╭─ Source text
1. vMVPDs To The Rescue

You know how we keep telling you that the “massive wave of cord cutting” is more of a slow-but-steady trickle? 

To wit: In Q3 2022, the biggest MVPDs lost nearly 1 million pay TV subscribers in total, around 8 percent of their total user base.

But… the vMVPDs gained around 1.1 million subscribers in that same quarter. Meaning that Old School Pay TV actually came out ahead.

So why all the doom and gloom headlines? Because if you want to “prove” that cord-cutting is happening you conveniently ignore the existence of vMVPDs.

But that would be a mistake.

Why It Matters

Switching to a virtual MVPD certainly feels like cord cutting.

There’s the whole getting rid of your set top box thing.

And the fact that your TV service is no longer bundled in with your internet as part of a “triple play” package.

Your streaming and your pay TV are no longer accessed via separate devices, which generally means you can scale down to just one remote.

vMVPDs are also still considerably cheaper, even with their recent price hikes.

So it all feels pretty liberating.

But the reality is it’s the same old school linear pay TV you’ve been getting since the 90s, only delivered via a different pipe.

Or as someone put it to me the other day, does it matter if your Amazon package gets to you via FedEx or USPS, so long as it gets to your house? Are you even aware of how it arrives most of the time?

Exactly.

Now about the vMVPDs. 

They are likely to be a mid term solution. Meaning that for most people, they’re somewhere between a short term solution and a long term one, meaning let’s check back on where those subscriber numbers are in about five years.

Many people, as I have noted previously, actually still like cable TV. And if the vMVPDs can provide them with a cable TV experience (and they do—Hulu and YouTube have close to 100 channels each at this point, pretty much every network anyone would want with the exception of some RSNs.)

Which brings up another reason why vMVPD growth matters: the expectation was that people got vMVPDs in order to keep watching live sports.

But Hulu and YouTube don’t even carry YES (home of the Yankees and Nets) and a number of other RSNs because they’re too expensive. 

Which would seem to indicate there are reasons beyond sports that people enjoy watching traditional pay TV.
╰─
▶ Do this
Answer these questions from the passage on vMVPDs.
1. How many pay TV subscribers did the biggest MVPDs lose in Q3 2022?
2. About how many channels do Hulu and YouTube each have?
3. Which regional sports network, home of the Yankees and Nets, do Hulu and YouTube not carry?
╭─ Data listing
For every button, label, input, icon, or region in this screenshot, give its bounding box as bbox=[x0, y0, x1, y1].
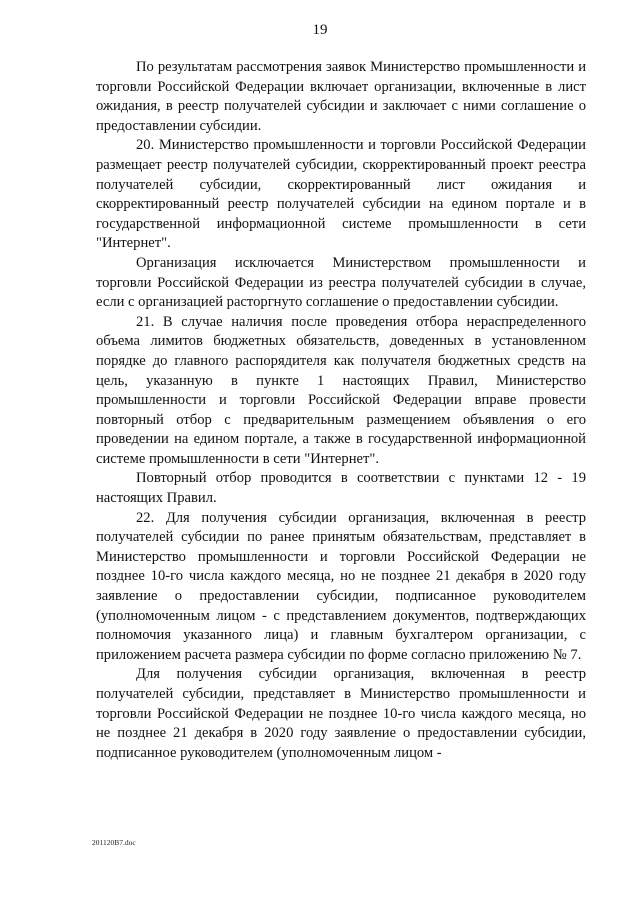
paragraph-waitlist-inclusion: По результатам рассмотрения заявок Министерство промышленности и торговли Российской Федерации включает организации, включенные в лист ожидания, в реестр получателей субсидии и заключает с ними соглашение о предоставлении субсидии. bbox=[96, 59, 586, 134]
footer-filename: 201120В7.doc bbox=[92, 838, 136, 847]
paragraph-repeat-selection-rules: Повторный отбор проводится в соответствии с пунктами 12 - 19 настоящих Правил. bbox=[96, 470, 586, 507]
paragraph-subsidy-application-registry: Для получения субсидии организация, включенная в реестр получателей субсидии, представляет в Министерство промышленности и торговли Российской Федерации не позднее 10-го числа каждого месяца, но не позднее 21 декабря в 2020 году заявление о предоставлении субсидии, подписанное руководителем (уполномоченным лицом - bbox=[96, 666, 586, 761]
paragraph-exclusion: Организация исключается Министерством промышленности и торговли Российской Федерации из реестра получателей субсидии в случае, если с организацией расторгнуто соглашение о предоставлении субсидии. bbox=[96, 254, 586, 311]
page-number: 19 bbox=[312, 22, 328, 38]
paragraph-22-subsidy-application: 22. Для получения субсидии организация, включенная в реестр получателей субсидии по ранее принятым обязательствам, представляет в Министерство промышленности и торговли Российской Федерации не позднее 10-го числа каждого месяца, но не позднее 21 декабря в 2020 году заявление о предоставлении субсидии, подписанное руководителем (уполномоченным лицом - с представлением документов, подтверждающих полномочия указанного лица) и главным бухгалтером организации, с приложением расчета размера субсидии по форме согласно приложению № 7. bbox=[96, 509, 586, 663]
paragraph-21-repeat-selection: 21. В случае наличия после проведения отбора нераспределенного объема лимитов бюджетных обязательств, доведенных в установленном порядке до главного распорядителя как получателя бюджетных средств на цель, указанную в пункте 1 настоящих Правил, Министерство промышленности и торговли Российской Федерации вправе провести повторный отбор с предварительным размещением объявления о его проведении на едином портале, а также в государственной информационной системе промышленности в сети "Интернет". bbox=[96, 313, 586, 467]
paragraph-20-registry-publication: 20. Министерство промышленности и торговли Российской Федерации размещает реестр получателей субсидии, скорректированный проект реестра получателей субсидии, скорректированный лист ожидания и скорректированный реестр получателей субсидии на едином портале и в государственной информационной системе промышленности в сети "Интернет". bbox=[96, 137, 586, 252]
document-body bbox=[96, 58, 586, 763]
╰─
▶ Written reply
1. Nearly 1 million, around 8 percent of their total user base.
2. Close to 100 channels each.
3. YES.